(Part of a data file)

▬▬▬

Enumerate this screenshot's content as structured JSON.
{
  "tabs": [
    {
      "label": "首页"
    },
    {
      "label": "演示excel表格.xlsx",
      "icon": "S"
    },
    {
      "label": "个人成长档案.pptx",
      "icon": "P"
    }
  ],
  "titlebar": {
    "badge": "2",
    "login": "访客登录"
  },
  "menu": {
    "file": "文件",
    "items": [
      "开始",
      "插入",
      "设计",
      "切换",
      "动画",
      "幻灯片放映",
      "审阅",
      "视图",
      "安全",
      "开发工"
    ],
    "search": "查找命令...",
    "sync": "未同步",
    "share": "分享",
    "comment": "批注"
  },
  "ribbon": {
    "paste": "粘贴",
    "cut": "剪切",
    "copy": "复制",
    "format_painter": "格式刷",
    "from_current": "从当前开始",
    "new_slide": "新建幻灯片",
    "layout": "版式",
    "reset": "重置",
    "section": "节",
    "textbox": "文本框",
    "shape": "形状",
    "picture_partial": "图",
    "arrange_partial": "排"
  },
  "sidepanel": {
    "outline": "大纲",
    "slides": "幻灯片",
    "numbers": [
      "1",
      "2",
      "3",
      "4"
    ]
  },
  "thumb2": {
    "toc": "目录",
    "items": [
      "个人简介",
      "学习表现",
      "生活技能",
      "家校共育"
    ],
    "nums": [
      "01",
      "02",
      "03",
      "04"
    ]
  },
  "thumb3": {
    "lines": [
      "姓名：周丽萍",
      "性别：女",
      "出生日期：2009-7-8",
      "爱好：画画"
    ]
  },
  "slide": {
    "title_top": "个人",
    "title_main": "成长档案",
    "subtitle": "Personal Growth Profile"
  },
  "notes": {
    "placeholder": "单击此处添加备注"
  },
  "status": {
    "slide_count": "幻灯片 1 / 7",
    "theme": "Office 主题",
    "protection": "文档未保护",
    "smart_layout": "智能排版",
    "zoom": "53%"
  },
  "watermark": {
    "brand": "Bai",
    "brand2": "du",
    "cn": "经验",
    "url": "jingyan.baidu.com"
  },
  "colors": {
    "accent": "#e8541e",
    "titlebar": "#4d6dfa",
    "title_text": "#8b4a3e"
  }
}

▬▬▬

EXERCISE GOAL. Print the whole listing exactly as it is.

EXERCISE ANSWER.
Enumerate this screenshot's content as structured JSON.
{
  "tabs": [
    {
      "label": "首页"
    },
    {
      "label": "演示excel表格.xlsx",
      "icon": "S"
    },
    {
      "label": "个人成长档案.pptx",
      "icon": "P"
    }
  ],
  "titlebar": {
    "badge": "2",
    "login": "访客登录"
  },
  "menu": {
    "file": "文件",
    "items": [
      "开始",
      "插入",
      "设计",
      "切换",
      "动画",
      "幻灯片放映",
      "审阅",
      "视图",
      "安全",
      "开发工"
    ],
    "search": "查找命令...",
    "sync": "未同步",
    "share": "分享",
    "comment": "批注"
  },
  "ribbon": {
    "paste": "粘贴",
    "cut": "剪切",
    "copy": "复制",
    "format_painter": "格式刷",
    "from_current": "从当前开始",
    "new_slide": "新建幻灯片",
    "layout": "版式",
    "reset": "重置",
    "section": "节",
    "textbox": "文本框",
    "shape": "形状",
    "picture_partial": "图",
    "arrange_partial": "排"
  },
  "sidepanel": {
    "outline": "大纲",
    "slides": "幻灯片",
    "numbers": [
      "1",
      "2",
      "3",
      "4"
    ]
  },
  "thumb2": {
    "toc": "目录",
    "items": [
      "个人简介",
      "学习表现",
      "生活技能",
      "家校共育"
    ],
    "nums": [
      "01",
      "02",
      "03",
      "04"
    ]
  },
  "thumb3": {
    "lines": [
      "姓名：周丽萍",
      "性别：女",
      "出生日期：2009-7-8",
      "爱好：画画"
    ]
  },
  "slide": {
    "title_top": "个人",
    "title_main": "成长档案",
    "subtitle": "Personal Growth Profile"
  },
  "notes": {
    "placeholder": "单击此处添加备注"
  },
  "status": {
    "slide_count": "幻灯片 1 / 7",
    "theme": "Office 主题",
    "protection": "文档未保护",
    "smart_layout": "智能排版",
    "zoom": "53%"
  },
  "watermark": {
    "brand": "Bai",
    "brand2": "du",
    "cn": "经验",
    "url": "jingyan.baidu.com"
  },
  "colors": {
    "accent": "#e8541e",
    "titlebar": "#4d6dfa",
    "title_text": "#8b4a3e"
  }
}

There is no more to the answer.